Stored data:
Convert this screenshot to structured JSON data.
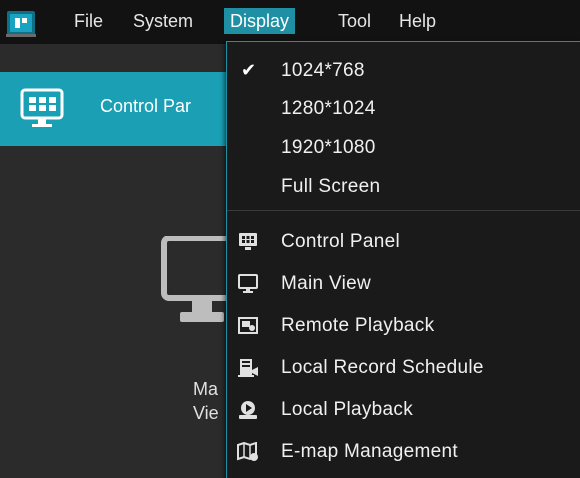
{
  "menubar": {
    "items": [
      "File",
      "System",
      "Display",
      "Tool",
      "Help"
    ],
    "active": "Display"
  },
  "control_panel": {
    "label": "Control Par"
  },
  "main": {
    "label_line1": "Ma",
    "label_line2": "Vie"
  },
  "display_menu": {
    "resolutions": [
      "1024*768",
      "1280*1024",
      "1920*1080",
      "Full Screen"
    ],
    "checked": "1024*768",
    "views": [
      "Control Panel",
      "Main View",
      "Remote Playback",
      "Local Record Schedule",
      "Local Playback",
      "E-map Management"
    ]
  },
  "icons": {
    "check": "checkmark-icon",
    "control_panel": "control-panel-icon",
    "main_view": "monitor-icon",
    "remote_playback": "remote-playback-icon",
    "local_record_schedule": "record-schedule-icon",
    "local_playback": "local-playback-icon",
    "emap": "emap-icon"
  },
  "colors": {
    "accent": "#1f8fa3",
    "strip": "#1b9fb5",
    "menubar": "#121212",
    "dropdown": "#1a1a1a"
  }
}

• _EXERCISE AIM_:
All of the data above should be transcribed verbatim, with pictures omitted.

• _SOLUTION TO THIS PROBLEM_:
Convert this screenshot to structured JSON data.
{
  "menubar": {
    "items": [
      "File",
      "System",
      "Display",
      "Tool",
      "Help"
    ],
    "active": "Display"
  },
  "control_panel": {
    "label": "Control Par"
  },
  "main": {
    "label_line1": "Ma",
    "label_line2": "Vie"
  },
  "display_menu": {
    "resolutions": [
      "1024*768",
      "1280*1024",
      "1920*1080",
      "Full Screen"
    ],
    "checked": "1024*768",
    "views": [
      "Control Panel",
      "Main View",
      "Remote Playback",
      "Local Record Schedule",
      "Local Playback",
      "E-map Management"
    ]
  },
  "icons": {
    "check": "checkmark-icon",
    "control_panel": "control-panel-icon",
    "main_view": "monitor-icon",
    "remote_playback": "remote-playback-icon",
    "local_record_schedule": "record-schedule-icon",
    "local_playback": "local-playback-icon",
    "emap": "emap-icon"
  },
  "colors": {
    "accent": "#1f8fa3",
    "strip": "#1b9fb5",
    "menubar": "#121212",
    "dropdown": "#1a1a1a"
  }
}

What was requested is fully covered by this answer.